[Source data]
= = = = =
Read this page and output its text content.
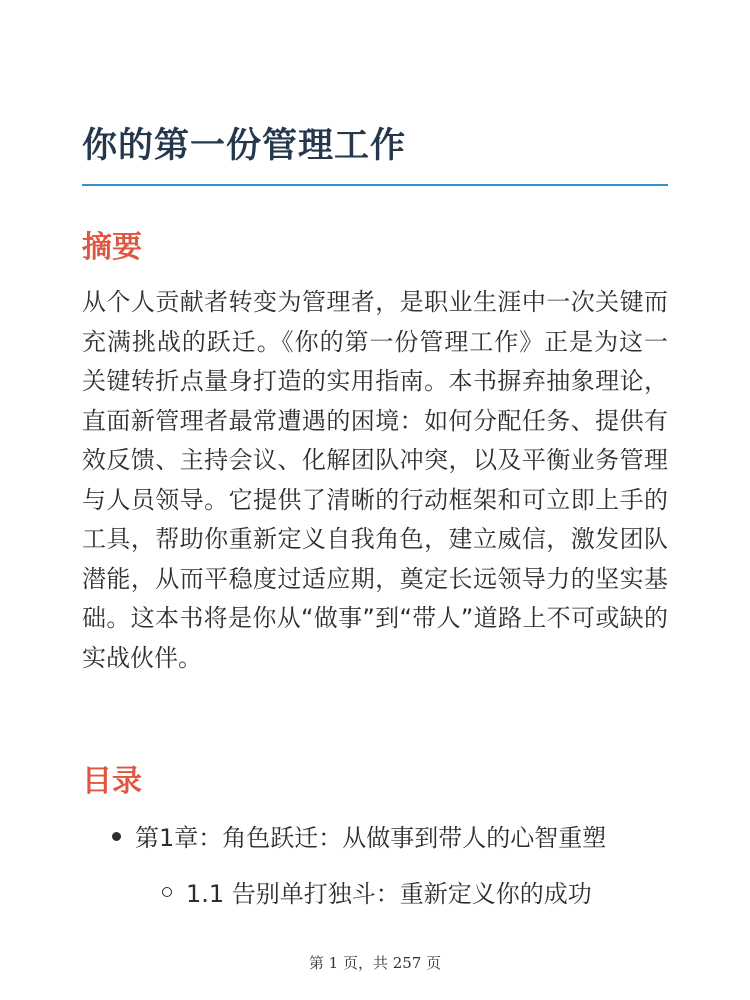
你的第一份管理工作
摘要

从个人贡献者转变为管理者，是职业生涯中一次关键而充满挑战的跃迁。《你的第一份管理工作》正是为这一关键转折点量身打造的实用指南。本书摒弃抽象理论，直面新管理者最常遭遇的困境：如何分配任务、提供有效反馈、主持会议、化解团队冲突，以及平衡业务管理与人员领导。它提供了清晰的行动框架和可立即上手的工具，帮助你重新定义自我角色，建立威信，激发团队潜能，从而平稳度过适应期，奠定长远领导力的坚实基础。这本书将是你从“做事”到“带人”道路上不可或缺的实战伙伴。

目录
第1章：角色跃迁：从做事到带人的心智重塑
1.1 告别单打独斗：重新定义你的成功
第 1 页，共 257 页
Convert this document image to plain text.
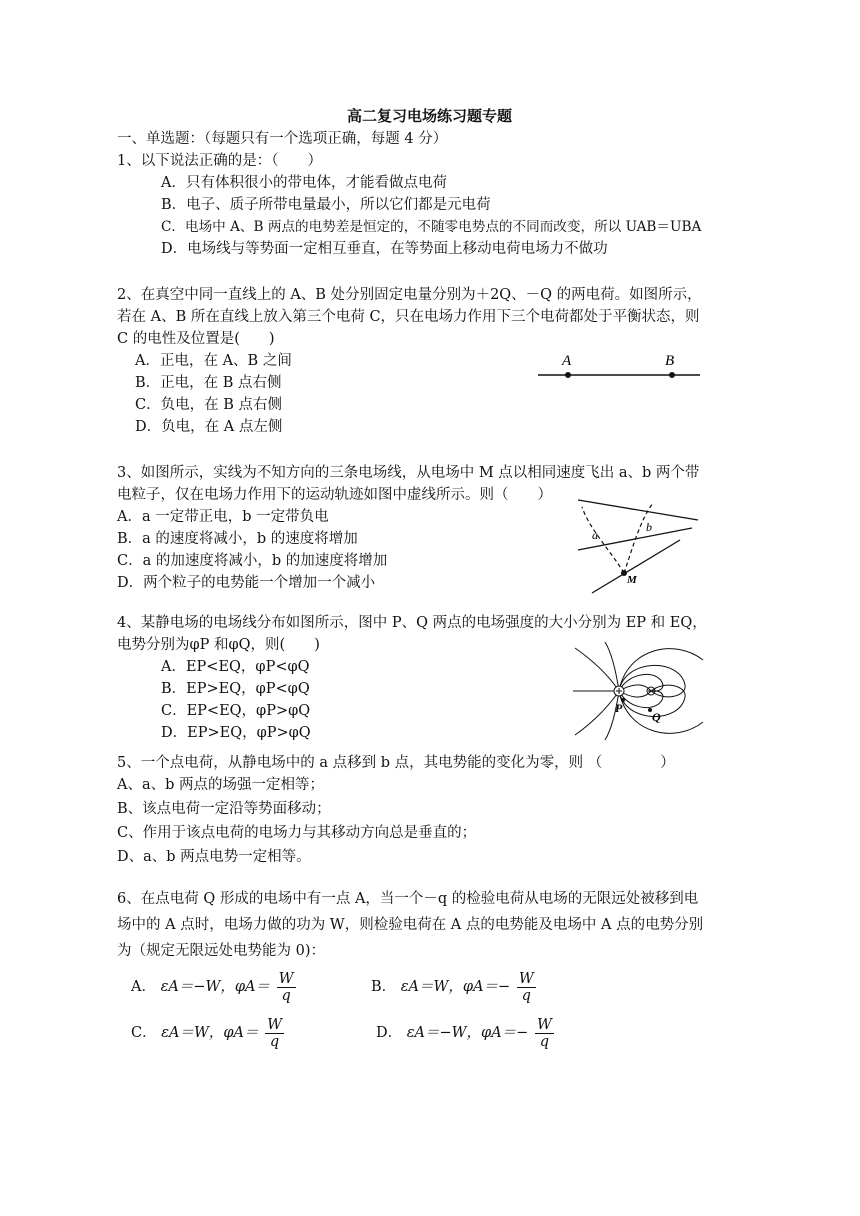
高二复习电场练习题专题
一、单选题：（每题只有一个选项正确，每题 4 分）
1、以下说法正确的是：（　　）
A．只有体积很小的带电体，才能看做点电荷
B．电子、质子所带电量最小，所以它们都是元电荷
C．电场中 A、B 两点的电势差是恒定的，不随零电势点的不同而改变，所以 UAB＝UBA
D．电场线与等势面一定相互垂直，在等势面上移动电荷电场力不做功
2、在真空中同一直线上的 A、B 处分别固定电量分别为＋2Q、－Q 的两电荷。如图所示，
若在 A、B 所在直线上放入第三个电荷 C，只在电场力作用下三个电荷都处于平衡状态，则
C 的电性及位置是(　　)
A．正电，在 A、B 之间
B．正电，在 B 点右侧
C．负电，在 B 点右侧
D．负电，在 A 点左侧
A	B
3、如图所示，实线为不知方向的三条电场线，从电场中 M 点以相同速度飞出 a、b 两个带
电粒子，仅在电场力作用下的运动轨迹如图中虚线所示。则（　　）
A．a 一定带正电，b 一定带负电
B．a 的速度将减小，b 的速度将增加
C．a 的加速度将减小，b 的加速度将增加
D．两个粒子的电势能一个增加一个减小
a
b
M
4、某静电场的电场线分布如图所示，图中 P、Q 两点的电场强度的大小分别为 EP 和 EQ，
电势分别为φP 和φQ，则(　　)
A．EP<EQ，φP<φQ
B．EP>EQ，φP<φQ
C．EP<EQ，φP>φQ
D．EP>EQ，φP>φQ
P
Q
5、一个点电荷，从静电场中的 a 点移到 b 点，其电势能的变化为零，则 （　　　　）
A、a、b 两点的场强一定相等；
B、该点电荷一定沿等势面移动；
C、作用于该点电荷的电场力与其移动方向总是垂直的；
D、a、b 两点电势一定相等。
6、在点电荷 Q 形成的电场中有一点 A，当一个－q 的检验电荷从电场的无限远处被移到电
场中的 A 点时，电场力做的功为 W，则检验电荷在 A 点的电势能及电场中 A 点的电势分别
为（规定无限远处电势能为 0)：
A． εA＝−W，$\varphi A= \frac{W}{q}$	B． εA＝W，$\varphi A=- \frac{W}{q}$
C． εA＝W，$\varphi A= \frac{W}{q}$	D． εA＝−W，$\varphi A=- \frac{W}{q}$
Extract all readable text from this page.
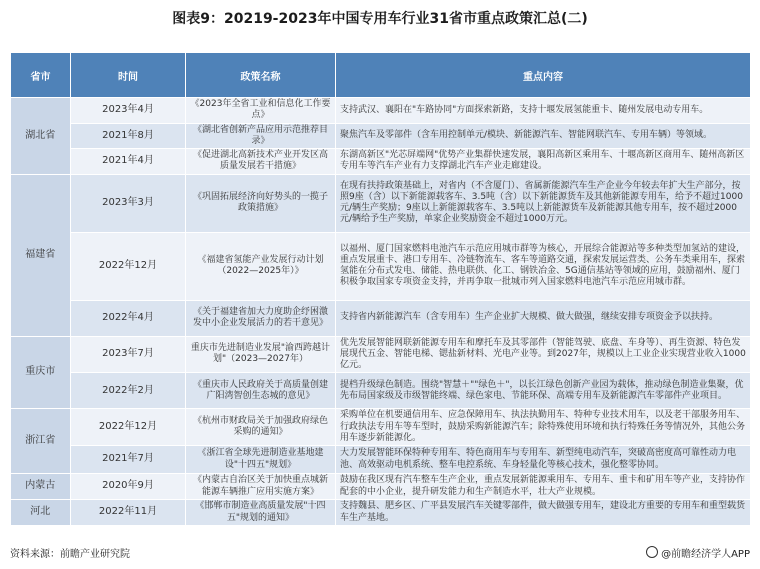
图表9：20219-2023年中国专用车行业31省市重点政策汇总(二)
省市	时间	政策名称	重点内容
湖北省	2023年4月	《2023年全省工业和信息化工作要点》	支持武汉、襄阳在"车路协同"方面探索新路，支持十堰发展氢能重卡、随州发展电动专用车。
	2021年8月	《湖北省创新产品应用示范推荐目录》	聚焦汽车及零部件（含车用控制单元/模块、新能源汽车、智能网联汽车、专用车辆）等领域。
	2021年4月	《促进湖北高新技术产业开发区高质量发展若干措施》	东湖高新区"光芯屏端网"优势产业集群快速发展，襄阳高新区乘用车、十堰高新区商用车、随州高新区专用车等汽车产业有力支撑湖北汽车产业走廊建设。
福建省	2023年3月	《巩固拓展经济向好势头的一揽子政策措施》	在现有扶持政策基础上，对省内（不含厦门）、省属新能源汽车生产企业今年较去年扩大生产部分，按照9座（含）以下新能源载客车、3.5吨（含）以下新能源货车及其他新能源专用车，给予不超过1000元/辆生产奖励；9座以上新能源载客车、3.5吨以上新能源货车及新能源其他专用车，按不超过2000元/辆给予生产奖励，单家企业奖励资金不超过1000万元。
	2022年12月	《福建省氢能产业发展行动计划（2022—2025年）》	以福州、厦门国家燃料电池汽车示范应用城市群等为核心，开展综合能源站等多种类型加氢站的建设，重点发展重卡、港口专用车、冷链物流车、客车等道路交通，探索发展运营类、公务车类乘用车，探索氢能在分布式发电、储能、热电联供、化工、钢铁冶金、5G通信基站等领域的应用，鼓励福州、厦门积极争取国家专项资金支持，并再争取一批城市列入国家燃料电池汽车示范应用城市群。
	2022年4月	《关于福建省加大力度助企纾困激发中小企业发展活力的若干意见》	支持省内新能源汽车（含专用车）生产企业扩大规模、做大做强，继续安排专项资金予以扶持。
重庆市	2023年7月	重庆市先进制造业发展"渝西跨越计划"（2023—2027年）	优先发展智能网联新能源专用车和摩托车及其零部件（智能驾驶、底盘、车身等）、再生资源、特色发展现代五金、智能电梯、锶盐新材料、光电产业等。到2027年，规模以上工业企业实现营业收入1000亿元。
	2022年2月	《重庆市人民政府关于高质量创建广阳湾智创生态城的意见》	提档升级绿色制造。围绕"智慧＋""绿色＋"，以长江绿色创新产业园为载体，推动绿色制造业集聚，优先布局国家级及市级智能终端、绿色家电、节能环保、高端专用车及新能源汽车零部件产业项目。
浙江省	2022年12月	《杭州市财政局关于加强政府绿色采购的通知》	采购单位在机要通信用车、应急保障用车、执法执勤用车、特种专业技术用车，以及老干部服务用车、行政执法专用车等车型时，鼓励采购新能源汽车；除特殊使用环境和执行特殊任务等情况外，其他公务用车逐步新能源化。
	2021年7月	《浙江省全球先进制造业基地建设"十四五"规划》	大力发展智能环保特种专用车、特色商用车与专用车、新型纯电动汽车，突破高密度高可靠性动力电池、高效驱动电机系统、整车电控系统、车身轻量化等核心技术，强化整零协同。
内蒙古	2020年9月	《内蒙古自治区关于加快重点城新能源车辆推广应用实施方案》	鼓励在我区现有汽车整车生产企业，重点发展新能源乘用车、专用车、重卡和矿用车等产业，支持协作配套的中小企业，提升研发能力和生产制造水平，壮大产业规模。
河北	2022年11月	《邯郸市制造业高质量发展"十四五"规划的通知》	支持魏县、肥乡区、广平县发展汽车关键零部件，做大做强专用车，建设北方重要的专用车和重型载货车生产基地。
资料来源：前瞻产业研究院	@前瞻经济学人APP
= = = = =
▶ [WHAT TO PRODUCE]
In the entries above, identify every line with the string "text".

▶ [TASK RESPONSE]
Read this page and output its text content.
Convert this document image to plain text.
Extract all readable text from this page.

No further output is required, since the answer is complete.